- _Given exercise_: Convert every line of the data below into a numbered list, omitting blank lines. Exclude the picture from your answer.

(Source data)
::::
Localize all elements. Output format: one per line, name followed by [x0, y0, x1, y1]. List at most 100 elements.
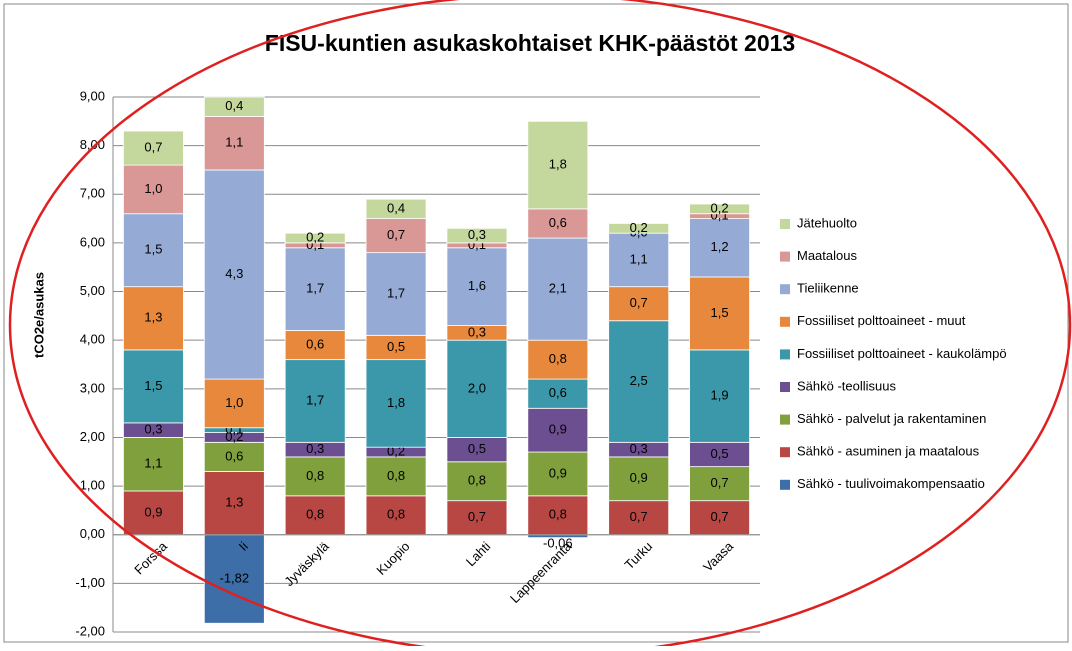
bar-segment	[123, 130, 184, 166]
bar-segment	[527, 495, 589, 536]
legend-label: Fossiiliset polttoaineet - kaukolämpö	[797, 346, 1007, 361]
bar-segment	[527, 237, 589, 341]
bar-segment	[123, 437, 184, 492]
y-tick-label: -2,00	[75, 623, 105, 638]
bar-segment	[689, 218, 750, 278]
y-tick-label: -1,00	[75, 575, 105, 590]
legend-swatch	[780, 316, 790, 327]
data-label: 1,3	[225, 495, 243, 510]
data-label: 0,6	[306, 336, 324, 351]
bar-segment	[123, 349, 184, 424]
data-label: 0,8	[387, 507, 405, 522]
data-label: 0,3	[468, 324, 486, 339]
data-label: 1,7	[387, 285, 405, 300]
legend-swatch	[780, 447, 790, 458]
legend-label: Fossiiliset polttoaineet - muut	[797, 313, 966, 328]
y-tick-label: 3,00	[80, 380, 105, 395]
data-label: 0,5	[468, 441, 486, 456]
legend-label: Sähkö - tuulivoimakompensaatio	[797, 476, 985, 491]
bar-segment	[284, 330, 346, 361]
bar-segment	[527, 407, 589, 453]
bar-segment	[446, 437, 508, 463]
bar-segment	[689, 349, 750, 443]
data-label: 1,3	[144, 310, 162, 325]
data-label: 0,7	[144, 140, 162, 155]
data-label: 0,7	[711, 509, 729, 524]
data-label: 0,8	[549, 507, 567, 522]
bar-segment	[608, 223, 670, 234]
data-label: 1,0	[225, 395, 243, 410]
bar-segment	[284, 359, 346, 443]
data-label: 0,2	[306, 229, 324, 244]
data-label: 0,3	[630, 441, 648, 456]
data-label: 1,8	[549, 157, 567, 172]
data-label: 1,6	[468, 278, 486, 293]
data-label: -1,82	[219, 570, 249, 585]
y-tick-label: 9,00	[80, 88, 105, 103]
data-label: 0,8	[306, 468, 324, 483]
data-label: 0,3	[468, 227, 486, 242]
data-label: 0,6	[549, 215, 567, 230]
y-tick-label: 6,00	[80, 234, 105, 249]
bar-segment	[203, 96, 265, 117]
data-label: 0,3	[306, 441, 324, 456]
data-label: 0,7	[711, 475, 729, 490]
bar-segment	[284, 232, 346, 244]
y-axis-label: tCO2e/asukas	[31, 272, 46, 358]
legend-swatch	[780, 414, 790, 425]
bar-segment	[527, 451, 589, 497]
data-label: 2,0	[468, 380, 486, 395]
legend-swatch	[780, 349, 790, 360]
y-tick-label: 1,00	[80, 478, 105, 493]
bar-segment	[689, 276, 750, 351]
::::
- _Result for this exercise_:
1. Localize all elements. Output format: one per line, name followed by [x0, y0, x1, y1]. List at most 100 elements.
2. bar-segment	[123, 130, 184, 166]
3. bar-segment	[527, 495, 589, 536]
4. legend-label: Fossiiliset polttoaineet - kaukolämpö	[797, 346, 1007, 361]
5. bar-segment	[527, 237, 589, 341]
6. bar-segment	[123, 437, 184, 492]
7. y-tick-label: -2,00	[75, 623, 105, 638]
8. bar-segment	[689, 218, 750, 278]
9. y-tick-label: -1,00	[75, 575, 105, 590]
10. legend-swatch	[780, 316, 790, 327]
11. data-label: 1,3	[225, 495, 243, 510]
12. data-label: 0,6	[306, 336, 324, 351]
13. bar-segment	[123, 349, 184, 424]
14. data-label: 0,8	[387, 507, 405, 522]
15. data-label: 0,3	[468, 324, 486, 339]
16. data-label: 1,7	[387, 285, 405, 300]
17. legend-swatch	[780, 447, 790, 458]
18. legend-label: Fossiiliset polttoaineet - muut	[797, 313, 966, 328]
19. y-tick-label: 3,00	[80, 380, 105, 395]
20. data-label: 0,5	[468, 441, 486, 456]
21. legend-label: Sähkö - tuulivoimakompensaatio	[797, 476, 985, 491]
22. bar-segment	[284, 330, 346, 361]
23. bar-segment	[527, 407, 589, 453]
24. bar-segment	[446, 437, 508, 463]
25. bar-segment	[689, 349, 750, 443]
26. data-label: 1,3	[144, 310, 162, 325]
27. data-label: 0,7	[144, 140, 162, 155]
28. data-label: 0,7	[711, 509, 729, 524]
29. data-label: 0,8	[549, 507, 567, 522]
30. bar-segment	[608, 223, 670, 234]
31. data-label: 1,0	[225, 395, 243, 410]
32. bar-segment	[284, 359, 346, 443]
33. data-label: 0,2	[306, 229, 324, 244]
34. data-label: 0,3	[630, 441, 648, 456]
35. data-label: 1,8	[549, 157, 567, 172]
36. data-label: 1,6	[468, 278, 486, 293]
37. data-label: -1,82	[219, 570, 249, 585]
38. y-tick-label: 9,00	[80, 88, 105, 103]
39. data-label: 0,8	[306, 468, 324, 483]
40. data-label: 0,3	[468, 227, 486, 242]
41. data-label: 0,6	[549, 215, 567, 230]
42. y-tick-label: 6,00	[80, 234, 105, 249]
43. bar-segment	[203, 96, 265, 117]
44. data-label: 0,3	[306, 441, 324, 456]
45. data-label: 0,7	[711, 475, 729, 490]
46. bar-segment	[284, 232, 346, 244]
47. y-axis-label: tCO2e/asukas	[31, 272, 46, 358]
48. legend-swatch	[780, 414, 790, 425]
49. bar-segment	[527, 451, 589, 497]
50. data-label: 2,0	[468, 380, 486, 395]
51. legend-swatch	[780, 349, 790, 360]
52. y-tick-label: 1,00	[80, 478, 105, 493]
53. bar-segment	[689, 276, 750, 351]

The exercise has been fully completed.